What the task requires — Filter the records below and copy every line containing the word "this".

* start Supplied records *

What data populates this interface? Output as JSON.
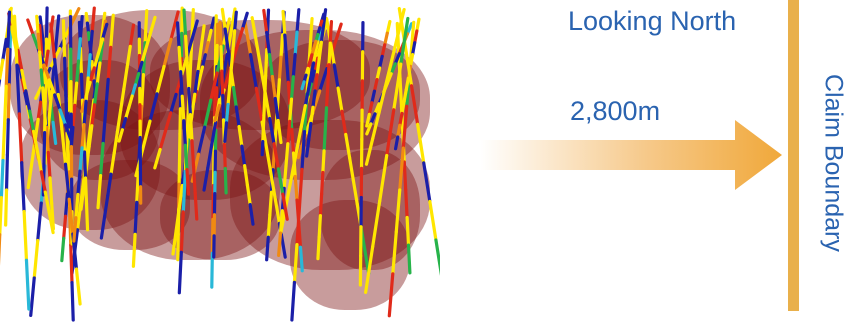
{
  "header": {
    "title": "Looking North"
  },
  "arrow": {
    "distance_label": "2,800m",
    "color": "#f0a83a"
  },
  "boundary": {
    "label": "Claim Boundary",
    "color": "#e9b04b"
  },
  "text_color": "#2a63b0",
  "model": {
    "shell_color": "#7b1212",
    "drillhole_colors": [
      "#ffe600",
      "#1b1fa8",
      "#e02a1a",
      "#f08a12",
      "#27b34a",
      "#29b8d8"
    ]
  }
}
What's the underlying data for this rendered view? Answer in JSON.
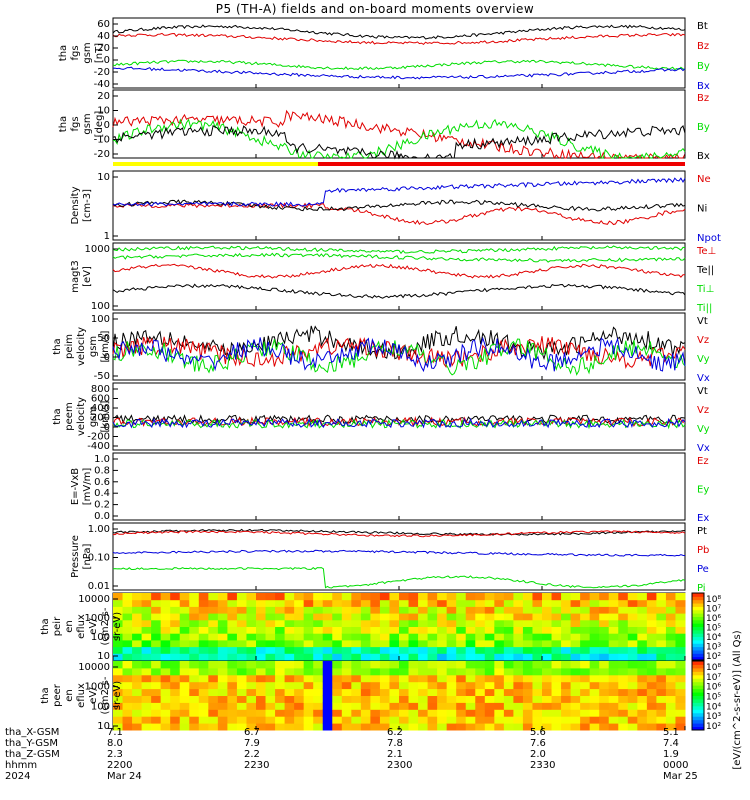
{
  "title": "P5 (TH-A) fields and on-board moments overview",
  "colors": {
    "black": "#000000",
    "red": "#e00000",
    "green": "#00dd00",
    "blue": "#0000dd",
    "yellow": "#ffff00",
    "bar_red": "#ee0000"
  },
  "chart_data": [
    {
      "type": "line",
      "ylabel": [
        "tha",
        "fgs",
        "gsm",
        "[nT]"
      ],
      "yticks": [
        "60",
        "40",
        "20",
        "0",
        "-20",
        "-40"
      ],
      "series": [
        {
          "name": "Bt"
        },
        {
          "name": "Bz"
        },
        {
          "name": "By"
        },
        {
          "name": "Bx"
        }
      ]
    },
    {
      "type": "line",
      "ylabel": [
        "tha",
        "fgs",
        "gsm",
        "[deg]"
      ],
      "yticks": [
        "20",
        "10",
        "0",
        "-10",
        "-20"
      ],
      "series": [
        {
          "name": "Bz"
        },
        {
          "name": "By"
        },
        {
          "name": "Bx"
        }
      ]
    },
    {
      "type": "line",
      "ylabel": [
        "Density",
        "[cm-3]"
      ],
      "scale": "log",
      "yticks": [
        "10",
        "1"
      ],
      "series": [
        {
          "name": "Ne"
        },
        {
          "name": "Ni"
        },
        {
          "name": "Npot"
        }
      ]
    },
    {
      "type": "line",
      "ylabel": [
        "magt3",
        "[eV]"
      ],
      "scale": "log",
      "yticks": [
        "1000",
        "100"
      ],
      "series": [
        {
          "name": "Te⊥"
        },
        {
          "name": "Te||"
        },
        {
          "name": "Ti⊥"
        },
        {
          "name": "Ti||"
        }
      ]
    },
    {
      "type": "line",
      "ylabel": [
        "tha",
        "peim",
        "velocity",
        "gsm",
        "[km/s]"
      ],
      "yticks": [
        "100",
        "50",
        "0",
        "-50"
      ],
      "series": [
        {
          "name": "Vt"
        },
        {
          "name": "Vz"
        },
        {
          "name": "Vy"
        },
        {
          "name": "Vx"
        }
      ]
    },
    {
      "type": "line",
      "ylabel": [
        "tha",
        "peem",
        "velocity",
        "gsm",
        "[km/s]"
      ],
      "yticks": [
        "800",
        "600",
        "400",
        "200",
        "0",
        "-200",
        "-400"
      ],
      "series": [
        {
          "name": "Vt"
        },
        {
          "name": "Vz"
        },
        {
          "name": "Vy"
        },
        {
          "name": "Vx"
        }
      ]
    },
    {
      "type": "line",
      "ylabel": [
        "E=-VxB",
        "[mV/m]"
      ],
      "yticks": [
        "1.0",
        "0.8",
        "0.6",
        "0.4",
        "0.2",
        "0.0"
      ],
      "series": [
        {
          "name": "Ez"
        },
        {
          "name": "Ey"
        },
        {
          "name": "Ex"
        }
      ]
    },
    {
      "type": "line",
      "ylabel": [
        "Pressure",
        "[nPa]"
      ],
      "scale": "log",
      "yticks": [
        "1.00",
        "0.10",
        "0.01"
      ],
      "series": [
        {
          "name": "Pt"
        },
        {
          "name": "Pb"
        },
        {
          "name": "Pe"
        },
        {
          "name": "Pi"
        }
      ]
    },
    {
      "type": "heatmap",
      "ylabel": [
        "tha",
        "peir",
        "en",
        "eflux",
        "eV/",
        "(cm2-s-",
        "sr-eV)"
      ],
      "yticks": [
        "10000",
        "1000",
        "100",
        "10"
      ]
    },
    {
      "type": "heatmap",
      "ylabel": [
        "tha",
        "peer",
        "en",
        "eflux",
        "eV/",
        "(cm2-s-",
        "sr-eV)"
      ],
      "yticks": [
        "10000",
        "1000",
        "100",
        "10"
      ]
    }
  ],
  "colorbar": {
    "label": "[eV/(cm^2-s-sr-eV)] (All Qs)",
    "ticks_top": [
      "10⁸",
      "10⁷",
      "10⁶",
      "10⁵",
      "10⁴",
      "10³",
      "10²"
    ],
    "ticks_bottom": [
      "10⁸",
      "10⁷",
      "10⁶",
      "10⁵",
      "10⁴",
      "10³",
      "10²"
    ]
  },
  "bottom": {
    "names": [
      "tha_X-GSM",
      "tha_Y-GSM",
      "tha_Z-GSM",
      "hhmm",
      "2024"
    ],
    "columns": [
      {
        "x": "7.1",
        "y": "8.0",
        "z": "2.3",
        "hhmm": "2200",
        "date": "Mar 24"
      },
      {
        "x": "6.7",
        "y": "7.9",
        "z": "2.2",
        "hhmm": "2230",
        "date": ""
      },
      {
        "x": "6.2",
        "y": "7.8",
        "z": "2.1",
        "hhmm": "2300",
        "date": ""
      },
      {
        "x": "5.6",
        "y": "7.6",
        "z": "2.0",
        "hhmm": "2330",
        "date": ""
      },
      {
        "x": "5.1",
        "y": "7.4",
        "z": "1.9",
        "hhmm": "0000",
        "date": "Mar 25"
      }
    ]
  }
}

* end Supplied records *

Finished task —
What data populates this interface? Output as JSON.
What's the underlying data for this rendered view? Answer in JSON.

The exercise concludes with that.